-- BEGIN --
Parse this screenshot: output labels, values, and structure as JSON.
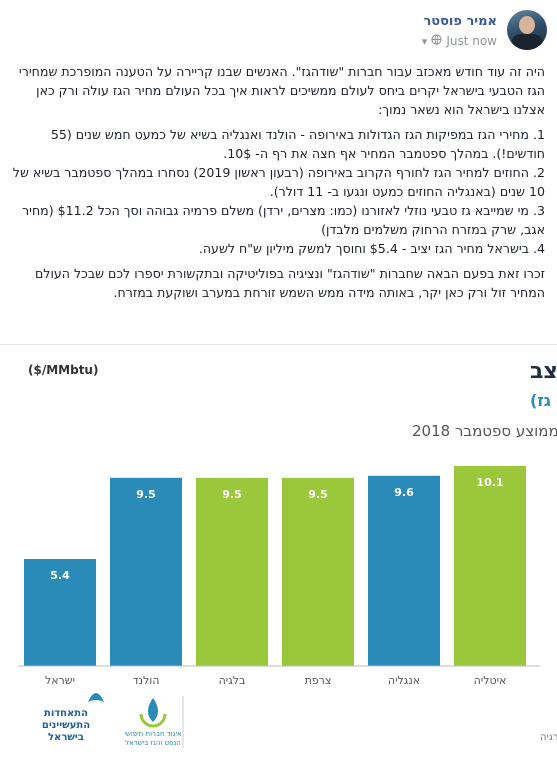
{
  "header": {
    "author": "אמיר פוסטר",
    "time": "Just now",
    "icons": [
      "globe-icon",
      "chevron-down-icon"
    ]
  },
  "post": {
    "intro": "היה זה עוד חודש מאכזב עבור חברות \"שודהגז\". האנשים שבנו קריירה על הטענה המופרכת שמחירי הגז הטבעי בישראל יקרים ביחס לעולם ממשיכים לראות איך בכל העולם מחיר הגז עולה ורק כאן אצלנו בישראל הוא נשאר נמוך:",
    "items": [
      "1. מחירי הגז במפיקות הגז הגדולות באירופה - הולנד ואנגליה בשיא של כמעט חמש שנים (55 חודשים!). במהלך ספטמבר המחיר אף חצה את רף ה- 10$.",
      "2. החוזים למחיר הגז לחורף הקרוב באירופה (רבעון ראשון 2019) נסחרו במהלך ספטמבר בשיא של 10 שנים (באנגליה החוזים כמעט ונגעו ב- 11 דולר).",
      "3. מי שמייבא גז טבעי נוזלי לאזורנו (כמו: מצרים, ירדן) משלם פרמיה גבוהה וסך הכל $11.2 (מחיר אגב, שרק במזרח הרחוק משלמים מלבדן)",
      "4. בישראל מחיר הגז יציב - $5.4 וחוסך למשק מיליון ש\"ח לשעה."
    ],
    "outro": "זכרו זאת בפעם הבאה שחברות \"שודהגז\" ונציגיה בפוליטיקה ובתקשורת יספרו לכם שבכל העולם המחיר זול ורק כאן יקר, באותה מידה ממש השמש זורחת במערב ושוקעת במזרח."
  },
  "chart_data": {
    "type": "bar",
    "title": "מחירי גז טבעי באירופה – תמונת מצב",
    "unit": "($/MMbtu)",
    "subtitle": "(בכחול, מדינות בהן הפקה מקומית משמעותית של גז)",
    "period": "ממוצע ספטמבר 2018",
    "categories": [
      "ישראל",
      "הולנד",
      "בלגיה",
      "צרפת",
      "אנגליה",
      "איטליה"
    ],
    "values": [
      5.4,
      9.5,
      9.5,
      9.5,
      9.6,
      10.1
    ],
    "value_labels": [
      "5.4",
      "9.5",
      "9.5",
      "9.5",
      "9.6",
      "10.1"
    ],
    "bar_colors": [
      "#2a8ab8",
      "#2a8ab8",
      "#9bc83a",
      "#9bc83a",
      "#2a8ab8",
      "#9bc83a"
    ],
    "ylim": [
      0,
      10.5
    ],
    "grid": false,
    "source": "מקור: בלומברג; משרד האנרגיה",
    "logos": [
      {
        "name": "manufacturers-association-logo",
        "text": [
          "התאחדות",
          "התעשיינים",
          "בישראל"
        ],
        "color": "#1f5e9e"
      },
      {
        "name": "oil-gas-forum-logo",
        "text": [
          "איגוד חברות חיפושי",
          "הנפט והגז בישראל"
        ],
        "color": "#2a8ab8"
      }
    ]
  }
}
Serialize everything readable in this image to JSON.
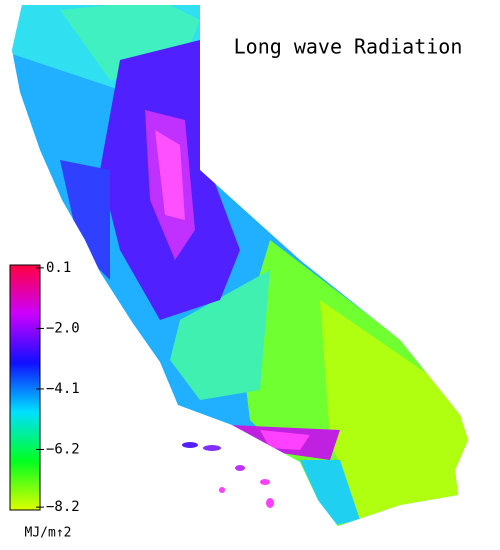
{
  "title": "Long wave Radiation",
  "colorbar": {
    "unit": "MJ/m↑2",
    "clim": [
      -8.3,
      0.2
    ],
    "ticks": [
      {
        "value": 0.1,
        "label": "0.1"
      },
      {
        "value": -2.0,
        "label": "−2.0"
      },
      {
        "value": -4.1,
        "label": "−4.1"
      },
      {
        "value": -6.2,
        "label": "−6.2"
      },
      {
        "value": -8.2,
        "label": "−8.2"
      }
    ],
    "colors": [
      "#ff0040",
      "#cc00ff",
      "#1010ff",
      "#00e0ff",
      "#00ff20",
      "#ddff00"
    ]
  }
}
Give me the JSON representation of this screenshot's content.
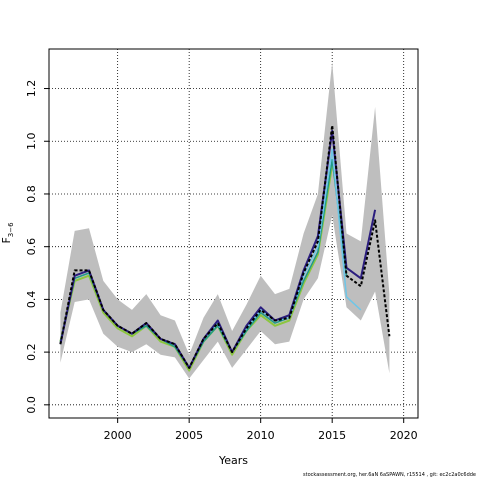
{
  "chart_data": {
    "type": "line",
    "xlabel": "Years",
    "ylabel_main": "F",
    "ylabel_sub": "3−6",
    "xlim": [
      1995.2,
      2021.0
    ],
    "ylim": [
      -0.05,
      1.35
    ],
    "xticks": [
      2000,
      2005,
      2010,
      2015,
      2020
    ],
    "yticks": [
      0.0,
      0.2,
      0.4,
      0.6,
      0.8,
      1.0,
      1.2
    ],
    "ytick_labels": [
      "0.0",
      "0.2",
      "0.4",
      "0.6",
      "0.8",
      "1.0",
      "1.2"
    ],
    "grid": "dotted",
    "confidence_band": {
      "x": [
        1996,
        1997,
        1998,
        1999,
        2000,
        2001,
        2002,
        2003,
        2004,
        2005,
        2006,
        2007,
        2008,
        2009,
        2010,
        2011,
        2012,
        2013,
        2014,
        2015,
        2016,
        2017,
        2018,
        2019
      ],
      "upper": [
        0.35,
        0.66,
        0.67,
        0.47,
        0.4,
        0.36,
        0.42,
        0.34,
        0.32,
        0.19,
        0.33,
        0.42,
        0.28,
        0.38,
        0.49,
        0.42,
        0.44,
        0.65,
        0.8,
        1.3,
        0.65,
        0.62,
        1.13,
        0.42
      ],
      "lower": [
        0.16,
        0.39,
        0.4,
        0.27,
        0.22,
        0.2,
        0.23,
        0.19,
        0.18,
        0.1,
        0.17,
        0.24,
        0.14,
        0.21,
        0.28,
        0.23,
        0.24,
        0.4,
        0.48,
        0.72,
        0.37,
        0.32,
        0.43,
        0.12
      ],
      "color": "#bebebe"
    },
    "series": [
      {
        "x": [
          1996,
          1997,
          1998,
          1999,
          2000,
          2001,
          2002,
          2003,
          2004,
          2005,
          2006,
          2007,
          2008,
          2009,
          2010,
          2011,
          2012,
          2013,
          2014,
          2015,
          2016,
          2017,
          2018,
          2019
        ],
        "values": [
          0.23,
          0.51,
          0.51,
          0.36,
          0.3,
          0.27,
          0.31,
          0.25,
          0.23,
          0.14,
          0.25,
          0.31,
          0.2,
          0.29,
          0.36,
          0.32,
          0.33,
          0.5,
          0.62,
          1.06,
          0.49,
          0.45,
          0.7,
          0.26
        ],
        "color": "#000000",
        "dash": "3,2",
        "width": 2
      },
      {
        "x": [
          1996,
          1997,
          1998,
          1999,
          2000,
          2001,
          2002,
          2003,
          2004,
          2005,
          2006,
          2007,
          2008,
          2009,
          2010,
          2011,
          2012,
          2013,
          2014,
          2015,
          2016,
          2017,
          2018
        ],
        "values": [
          0.23,
          0.49,
          0.51,
          0.36,
          0.3,
          0.27,
          0.31,
          0.25,
          0.23,
          0.14,
          0.25,
          0.32,
          0.2,
          0.3,
          0.37,
          0.32,
          0.34,
          0.51,
          0.64,
          1.04,
          0.52,
          0.48,
          0.74
        ],
        "color": "#2b1d7e",
        "dash": "",
        "width": 2
      },
      {
        "x": [
          1996,
          1997,
          1998,
          1999,
          2000,
          2001,
          2002,
          2003,
          2004,
          2005,
          2006,
          2007,
          2008,
          2009,
          2010,
          2011,
          2012,
          2013,
          2014,
          2015,
          2016,
          2017
        ],
        "values": [
          0.23,
          0.49,
          0.51,
          0.36,
          0.3,
          0.27,
          0.31,
          0.25,
          0.23,
          0.14,
          0.25,
          0.31,
          0.2,
          0.29,
          0.36,
          0.32,
          0.33,
          0.49,
          0.6,
          0.97,
          0.41,
          0.36
        ],
        "color": "#6ec6e8",
        "dash": "",
        "width": 1.5
      },
      {
        "x": [
          1996,
          1997,
          1998,
          1999,
          2000,
          2001,
          2002,
          2003,
          2004,
          2005,
          2006,
          2007,
          2008,
          2009,
          2010,
          2011,
          2012,
          2013,
          2014,
          2015,
          2016
        ],
        "values": [
          0.24,
          0.48,
          0.5,
          0.36,
          0.3,
          0.27,
          0.3,
          0.25,
          0.22,
          0.14,
          0.24,
          0.3,
          0.2,
          0.28,
          0.35,
          0.31,
          0.33,
          0.47,
          0.58,
          0.93,
          0.49
        ],
        "color": "#1f9a8a",
        "dash": "",
        "width": 1.5
      },
      {
        "x": [
          1996,
          1997,
          1998,
          1999,
          2000,
          2001,
          2002,
          2003,
          2004,
          2005,
          2006,
          2007,
          2008,
          2009,
          2010,
          2011,
          2012,
          2013,
          2014,
          2015
        ],
        "values": [
          0.24,
          0.47,
          0.49,
          0.35,
          0.29,
          0.26,
          0.3,
          0.24,
          0.22,
          0.13,
          0.24,
          0.3,
          0.19,
          0.28,
          0.34,
          0.3,
          0.32,
          0.46,
          0.57,
          0.91
        ],
        "color": "#8cc63f",
        "dash": "",
        "width": 2
      }
    ]
  },
  "footer": {
    "text": "stockassessment.org, her.6aN  6aSPAWN, r15514 ,  git: ec2c2a0c6dde"
  }
}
-- END --
Objective: Look through the entries above; copy each line where the string "בשיא" appears.

Correct output:
      "1. מחירי הגז במפיקות הגז הגדולות באירופה - הולנד ואנגליה בשיא של כמעט חמש שנים (55 חודשים!). במהלך ספטמבר המחיר אף חצה את רף ה- 10$.",
      "2. החוזים למחיר הגז לחורף הקרוב באירופה (רבעון ראשון 2019) נסחרו במהלך ספטמבר בשיא של 10 שנים (באנגליה החוזים כמעט ונגעו ב- 11 דולר).",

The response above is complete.